# Your task:
Return the following entries verbatim, every line included.

# Supplied entries:
* START *

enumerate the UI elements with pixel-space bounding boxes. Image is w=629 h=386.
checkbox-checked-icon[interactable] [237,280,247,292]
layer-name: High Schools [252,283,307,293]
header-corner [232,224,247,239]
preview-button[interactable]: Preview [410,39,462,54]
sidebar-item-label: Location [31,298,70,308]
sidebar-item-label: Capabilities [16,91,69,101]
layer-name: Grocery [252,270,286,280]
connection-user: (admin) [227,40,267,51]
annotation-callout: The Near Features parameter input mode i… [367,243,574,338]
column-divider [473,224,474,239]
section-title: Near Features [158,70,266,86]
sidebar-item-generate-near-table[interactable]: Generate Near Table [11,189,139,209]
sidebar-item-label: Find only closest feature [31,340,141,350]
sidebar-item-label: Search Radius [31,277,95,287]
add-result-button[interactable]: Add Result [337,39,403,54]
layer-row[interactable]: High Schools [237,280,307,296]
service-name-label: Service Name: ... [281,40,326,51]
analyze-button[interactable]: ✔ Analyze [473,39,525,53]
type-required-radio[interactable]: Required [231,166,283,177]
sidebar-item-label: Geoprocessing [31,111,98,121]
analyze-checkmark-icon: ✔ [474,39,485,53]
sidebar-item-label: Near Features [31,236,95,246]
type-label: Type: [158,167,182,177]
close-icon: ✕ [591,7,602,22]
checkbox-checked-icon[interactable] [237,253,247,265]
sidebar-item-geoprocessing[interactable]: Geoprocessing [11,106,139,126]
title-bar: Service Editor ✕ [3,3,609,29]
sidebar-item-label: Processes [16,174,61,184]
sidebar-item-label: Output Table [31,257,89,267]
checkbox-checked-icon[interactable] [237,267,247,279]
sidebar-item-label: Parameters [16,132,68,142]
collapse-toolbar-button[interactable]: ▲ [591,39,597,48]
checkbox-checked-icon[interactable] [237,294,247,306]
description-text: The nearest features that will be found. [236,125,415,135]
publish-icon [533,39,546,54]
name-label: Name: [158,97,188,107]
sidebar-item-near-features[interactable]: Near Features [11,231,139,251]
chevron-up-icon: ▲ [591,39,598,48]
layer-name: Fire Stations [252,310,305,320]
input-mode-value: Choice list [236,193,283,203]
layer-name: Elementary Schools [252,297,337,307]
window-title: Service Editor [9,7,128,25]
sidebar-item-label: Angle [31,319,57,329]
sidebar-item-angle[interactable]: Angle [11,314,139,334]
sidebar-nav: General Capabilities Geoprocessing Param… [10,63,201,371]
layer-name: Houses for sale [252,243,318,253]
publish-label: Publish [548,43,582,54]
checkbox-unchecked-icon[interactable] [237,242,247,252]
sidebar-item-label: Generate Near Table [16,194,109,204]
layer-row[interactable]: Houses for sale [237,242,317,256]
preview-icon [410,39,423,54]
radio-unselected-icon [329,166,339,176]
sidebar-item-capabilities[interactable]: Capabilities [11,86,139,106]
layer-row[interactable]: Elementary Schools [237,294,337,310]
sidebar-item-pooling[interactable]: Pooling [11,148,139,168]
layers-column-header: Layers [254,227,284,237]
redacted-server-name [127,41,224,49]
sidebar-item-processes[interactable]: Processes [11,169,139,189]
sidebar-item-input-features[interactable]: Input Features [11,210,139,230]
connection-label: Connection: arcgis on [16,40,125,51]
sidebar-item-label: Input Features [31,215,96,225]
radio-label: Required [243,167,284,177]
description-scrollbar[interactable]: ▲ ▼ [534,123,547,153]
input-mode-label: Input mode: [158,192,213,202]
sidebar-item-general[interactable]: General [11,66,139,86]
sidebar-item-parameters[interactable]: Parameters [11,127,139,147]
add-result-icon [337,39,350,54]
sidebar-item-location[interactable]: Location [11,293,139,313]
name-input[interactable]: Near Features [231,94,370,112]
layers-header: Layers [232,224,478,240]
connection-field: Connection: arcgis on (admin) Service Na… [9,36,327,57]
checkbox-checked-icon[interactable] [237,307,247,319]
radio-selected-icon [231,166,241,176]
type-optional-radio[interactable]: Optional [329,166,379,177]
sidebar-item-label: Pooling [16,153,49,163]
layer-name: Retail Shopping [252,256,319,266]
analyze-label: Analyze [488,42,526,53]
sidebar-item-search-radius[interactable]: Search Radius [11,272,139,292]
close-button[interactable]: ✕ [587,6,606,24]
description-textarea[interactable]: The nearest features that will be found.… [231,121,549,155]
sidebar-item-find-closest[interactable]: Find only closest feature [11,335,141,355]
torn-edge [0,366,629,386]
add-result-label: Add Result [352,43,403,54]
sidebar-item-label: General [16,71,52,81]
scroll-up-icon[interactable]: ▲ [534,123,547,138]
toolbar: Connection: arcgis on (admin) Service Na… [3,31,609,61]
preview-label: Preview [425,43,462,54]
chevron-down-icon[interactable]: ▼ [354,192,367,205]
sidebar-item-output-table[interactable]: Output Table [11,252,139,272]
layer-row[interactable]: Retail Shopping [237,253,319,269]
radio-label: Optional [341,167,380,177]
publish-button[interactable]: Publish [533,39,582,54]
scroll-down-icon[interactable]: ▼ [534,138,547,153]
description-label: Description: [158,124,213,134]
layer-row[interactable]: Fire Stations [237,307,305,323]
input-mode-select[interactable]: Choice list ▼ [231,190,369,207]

* END *

# Complete answer:
enumerate the UI elements with pixel-space bounding boxes. Image is w=629 h=386.
checkbox-checked-icon[interactable] [237,280,247,292]
layer-name: High Schools [252,283,307,293]
header-corner [232,224,247,239]
preview-button[interactable]: Preview [410,39,462,54]
sidebar-item-label: Location [31,298,70,308]
sidebar-item-label: Capabilities [16,91,69,101]
layer-name: Grocery [252,270,286,280]
connection-user: (admin) [227,40,267,51]
annotation-callout: The Near Features parameter input mode i… [367,243,574,338]
column-divider [473,224,474,239]
section-title: Near Features [158,70,266,86]
sidebar-item-generate-near-table[interactable]: Generate Near Table [11,189,139,209]
sidebar-item-label: Find only closest feature [31,340,141,350]
sidebar-item-label: Search Radius [31,277,95,287]
add-result-button[interactable]: Add Result [337,39,403,54]
layer-row[interactable]: High Schools [237,280,307,296]
service-name-label: Service Name: ... [281,40,326,51]
analyze-button[interactable]: ✔ Analyze [473,39,525,53]
type-required-radio[interactable]: Required [231,166,283,177]
sidebar-item-label: Geoprocessing [31,111,98,121]
analyze-checkmark-icon: ✔ [474,39,485,53]
sidebar-item-label: Near Features [31,236,95,246]
type-label: Type: [158,167,182,177]
close-icon: ✕ [591,7,602,22]
checkbox-checked-icon[interactable] [237,253,247,265]
sidebar-item-geoprocessing[interactable]: Geoprocessing [11,106,139,126]
title-bar: Service Editor ✕ [3,3,609,29]
sidebar-item-label: Processes [16,174,61,184]
sidebar-item-label: Output Table [31,257,89,267]
checkbox-checked-icon[interactable] [237,267,247,279]
sidebar-item-label: Parameters [16,132,68,142]
collapse-toolbar-button[interactable]: ▲ [591,39,597,48]
checkbox-checked-icon[interactable] [237,294,247,306]
description-text: The nearest features that will be found. [236,125,415,135]
publish-icon [533,39,546,54]
name-label: Name: [158,97,188,107]
sidebar-item-near-features[interactable]: Near Features [11,231,139,251]
chevron-up-icon: ▲ [591,39,598,48]
layer-name: Fire Stations [252,310,305,320]
input-mode-value: Choice list [236,193,283,203]
layer-name: Elementary Schools [252,297,337,307]
window-title: Service Editor [9,7,128,25]
sidebar-item-label: Angle [31,319,57,329]
sidebar-item-angle[interactable]: Angle [11,314,139,334]
sidebar-nav: General Capabilities Geoprocessing Param… [10,63,201,371]
layer-name: Houses for sale [252,243,318,253]
publish-label: Publish [548,43,582,54]
checkbox-unchecked-icon[interactable] [237,242,247,252]
sidebar-item-label: Generate Near Table [16,194,109,204]
layer-row[interactable]: Houses for sale [237,242,317,256]
preview-icon [410,39,423,54]
radio-unselected-icon [329,166,339,176]
sidebar-item-capabilities[interactable]: Capabilities [11,86,139,106]
layer-row[interactable]: Elementary Schools [237,294,337,310]
sidebar-item-pooling[interactable]: Pooling [11,148,139,168]
layers-column-header: Layers [254,227,284,237]
redacted-server-name [127,41,224,49]
sidebar-item-processes[interactable]: Processes [11,169,139,189]
sidebar-item-input-features[interactable]: Input Features [11,210,139,230]
connection-label: Connection: arcgis on [16,40,125,51]
sidebar-item-label: Input Features [31,215,96,225]
radio-label: Required [243,167,284,177]
description-scrollbar[interactable]: ▲ ▼ [534,123,547,153]
input-mode-label: Input mode: [158,192,213,202]
sidebar-item-general[interactable]: General [11,66,139,86]
sidebar-item-parameters[interactable]: Parameters [11,127,139,147]
add-result-icon [337,39,350,54]
sidebar-item-location[interactable]: Location [11,293,139,313]
name-input[interactable]: Near Features [231,94,370,112]
layers-header: Layers [232,224,478,240]
connection-field: Connection: arcgis on (admin) Service Na… [9,36,327,57]
checkbox-checked-icon[interactable] [237,307,247,319]
radio-selected-icon [231,166,241,176]
type-optional-radio[interactable]: Optional [329,166,379,177]
sidebar-item-label: Pooling [16,153,49,163]
layer-name: Retail Shopping [252,256,319,266]
analyze-label: Analyze [488,42,526,53]
sidebar-item-search-radius[interactable]: Search Radius [11,272,139,292]
close-button[interactable]: ✕ [587,6,606,24]
description-textarea[interactable]: The nearest features that will be found.… [231,121,549,155]
sidebar-item-find-closest[interactable]: Find only closest feature [11,335,141,355]
torn-edge [0,366,629,386]
add-result-label: Add Result [352,43,403,54]
sidebar-item-label: General [16,71,52,81]
scroll-up-icon[interactable]: ▲ [534,123,547,138]
toolbar: Connection: arcgis on (admin) Service Na… [3,31,609,61]
preview-label: Preview [425,43,462,54]
chevron-down-icon[interactable]: ▼ [354,192,367,205]
sidebar-item-output-table[interactable]: Output Table [11,252,139,272]
layer-row[interactable]: Retail Shopping [237,253,319,269]
radio-label: Optional [341,167,380,177]
publish-button[interactable]: Publish [533,39,582,54]
scroll-down-icon[interactable]: ▼ [534,138,547,153]
description-label: Description: [158,124,213,134]
layer-row[interactable]: Fire Stations [237,307,305,323]
input-mode-select[interactable]: Choice list ▼ [231,190,369,207]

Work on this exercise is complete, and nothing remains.